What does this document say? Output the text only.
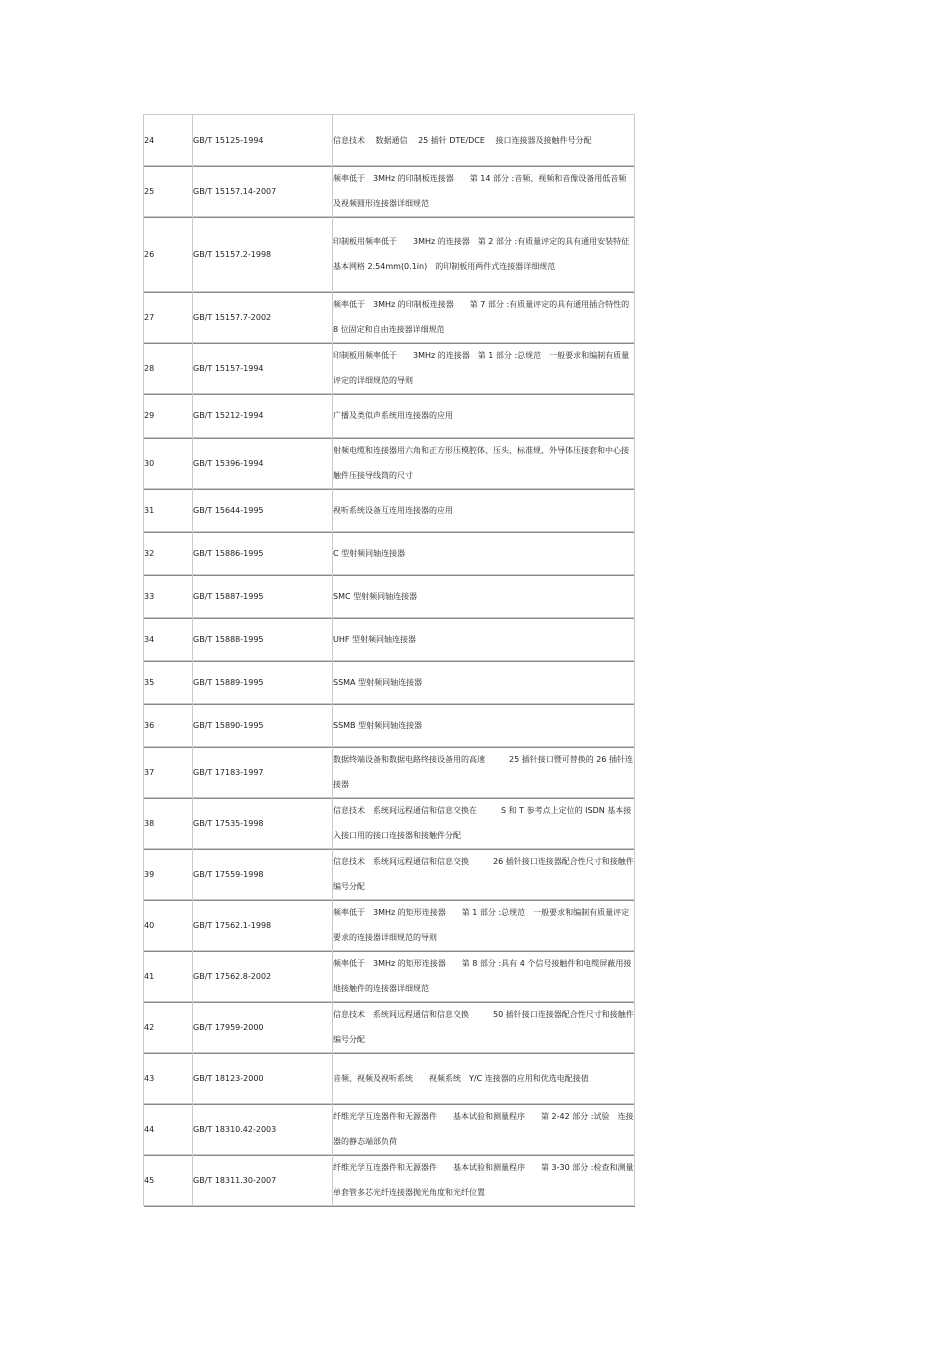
24	GB/T 15125-1994	信息技术　 数据通信　 25 插针 DTE/DCE　 接口连接器及接触件号分配
25	GB/T 15157.14-2007	频率低于　3MHz 的印制板连接器　　第 14 部分 :音频、视频和音像设备用低音频及视频圆形连接器详细规范
26	GB/T 15157.2-1998	印制板用频率低于　　3MHz 的连接器　第 2 部分 :有质量评定的具有通用安装特征　 基本网格 2.54mm(0.1in)　的印制板用两件式连接器详细规范
27	GB/T 15157.7-2002	频率低于　3MHz 的印制板连接器　　第 7 部分 :有质量评定的具有通用插合特性的　8 位固定和自由连接器详细规范
28	GB/T 15157-1994	印制板用频率低于　　3MHz 的连接器　第 1 部分 :总规范　一般要求和编制有质量评定的详细规范的导则
29	GB/T 15212-1994	广播及类似声系统用连接器的应用
30	GB/T 15396-1994	射频电缆和连接器用六角和正方形压模腔体、压头、标准规、外导体压接套和中心接触件压接导线筒的尺寸
31	GB/T 15644-1995	视听系统设备互连用连接器的应用
32	GB/T 15886-1995	C 型射频同轴连接器
33	GB/T 15887-1995	SMC 型射频同轴连接器
34	GB/T 15888-1995	UHF 型射频同轴连接器
35	GB/T 15889-1995	SSMA 型射频同轴连接器
36	GB/T 15890-1995	SSMB 型射频同轴连接器
37	GB/T 17183-1997	数据终端设备和数据电路终接设备用的高速　　　25 插针接口暨可替换的 26 插针连接器
38	GB/T 17535-1998	信息技术　系统间远程通信和信息交换在　　　S 和 T 参考点上定位的 ISDN 基本接入接口用的接口连接器和接触件分配
39	GB/T 17559-1998	信息技术　系统间远程通信和信息交换　　　26 插针接口连接器配合性尺寸和接触件编号分配
40	GB/T 17562.1-1998	频率低于　3MHz 的矩形连接器　　第 1 部分 :总规范　一般要求和编制有质量评定要求的连接器详细规范的导则
41	GB/T 17562.8-2002	频率低于　3MHz 的矩形连接器　　第 8 部分 :具有 4 个信号接触件和电缆屏蔽用接地接触件的连接器详细规范
42	GB/T 17959-2000	信息技术　系统间远程通信和信息交换　　　50 插针接口连接器配合性尺寸和接触件编号分配
43	GB/T 18123-2000	音频、视频及视听系统　　视频系统　Y/C 连接器的应用和优选电配接值
44	GB/T 18310.42-2003	纤维光学互连器件和无源器件　　基本试验和测量程序　　第 2-42 部分 :试验　连接器的静态端部负荷
45	GB/T 18311.30-2007	纤维光学互连器件和无源器件　　基本试验和测量程序　　第 3-30 部分 :检查和测量　单套管多芯光纤连接器抛光角度和光纤位置
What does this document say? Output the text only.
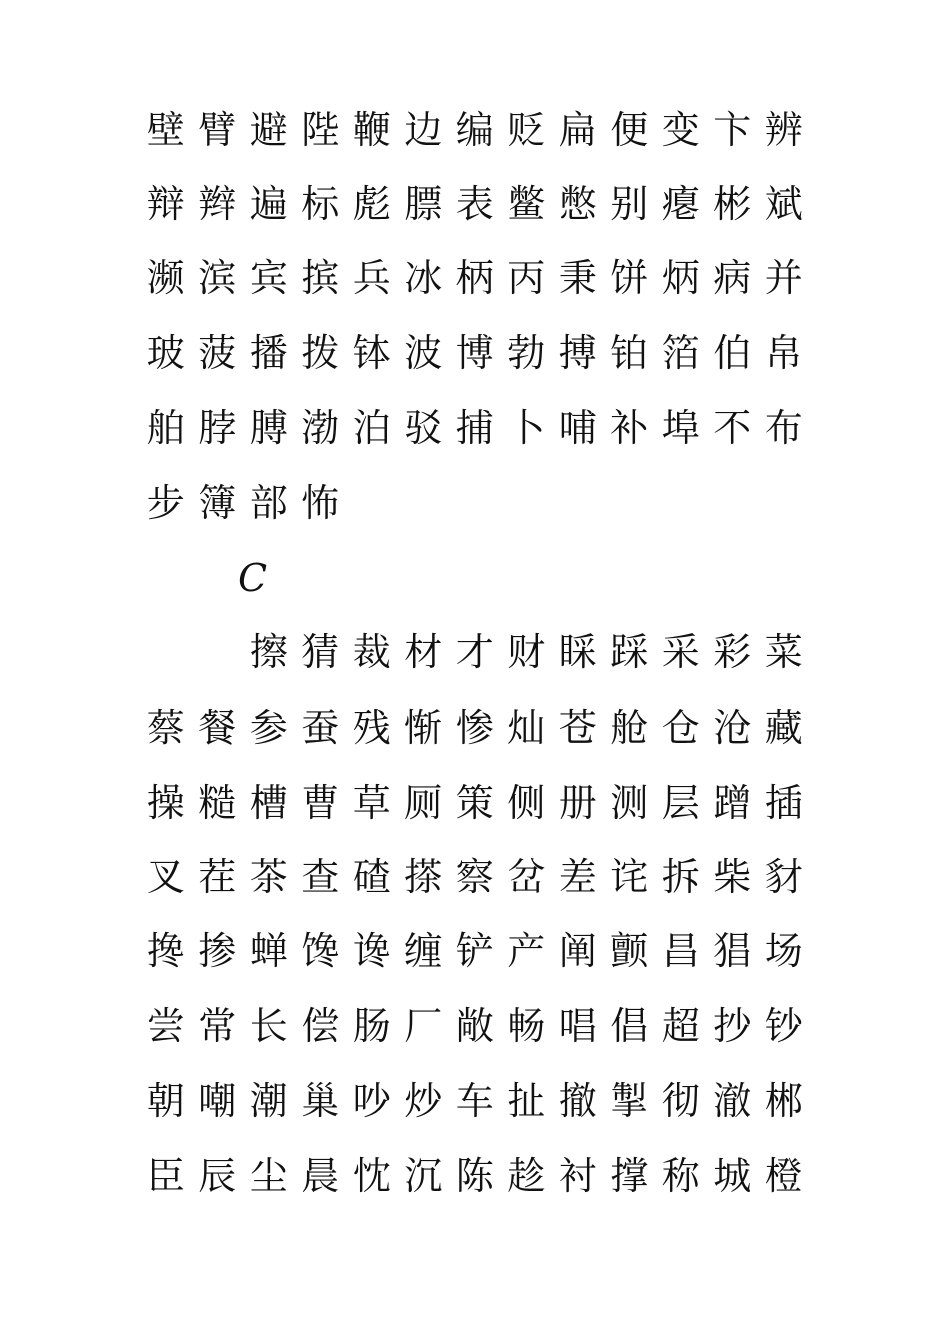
壁 臂 避 陛 鞭 边 编 贬 扁 便 变 卞 辨
辩 辫 遍 标 彪 膘 表 鳖 憋 别 瘪 彬 斌
濒 滨 宾 摈 兵 冰 柄 丙 秉 饼 炳 病 并
玻 菠 播 拨 钵 波 博 勃 搏 铂 箔 伯 帛
舶 脖 膊 渤 泊 驳 捕 卜 哺 补 埠 不 布
步 簿 部 怖
C
擦 猜 裁 材 才 财 睬 踩 采 彩 菜
蔡 餐 参 蚕 残 惭 惨 灿 苍 舱 仓 沧 藏
操 糙 槽 曹 草 厕 策 侧 册 测 层 蹭 插
叉 茬 茶 查 碴 搽 察 岔 差 诧 拆 柴 豺
搀 掺 蝉 馋 谗 缠 铲 产 阐 颤 昌 猖 场
尝 常 长 偿 肠 厂 敞 畅 唱 倡 超 抄 钞
朝 嘲 潮 巢 吵 炒 车 扯 撤 掣 彻 澈 郴
臣 辰 尘 晨 忱 沉 陈 趁 衬 撑 称 城 橙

• • • • • • •

Set exercise:
Select, from the listing, all lines that include the word "纤维光学互连器件和无源器件".

Answer to the exercise:
44	GB/T 18310.42-2003	纤维光学互连器件和无源器件　　基本试验和测量程序　　第 2-42 部分 :试验　连接器的静态端部负荷
45	GB/T 18311.30-2007	纤维光学互连器件和无源器件　　基本试验和测量程序　　第 3-30 部分 :检查和测量　单套管多芯光纤连接器抛光角度和光纤位置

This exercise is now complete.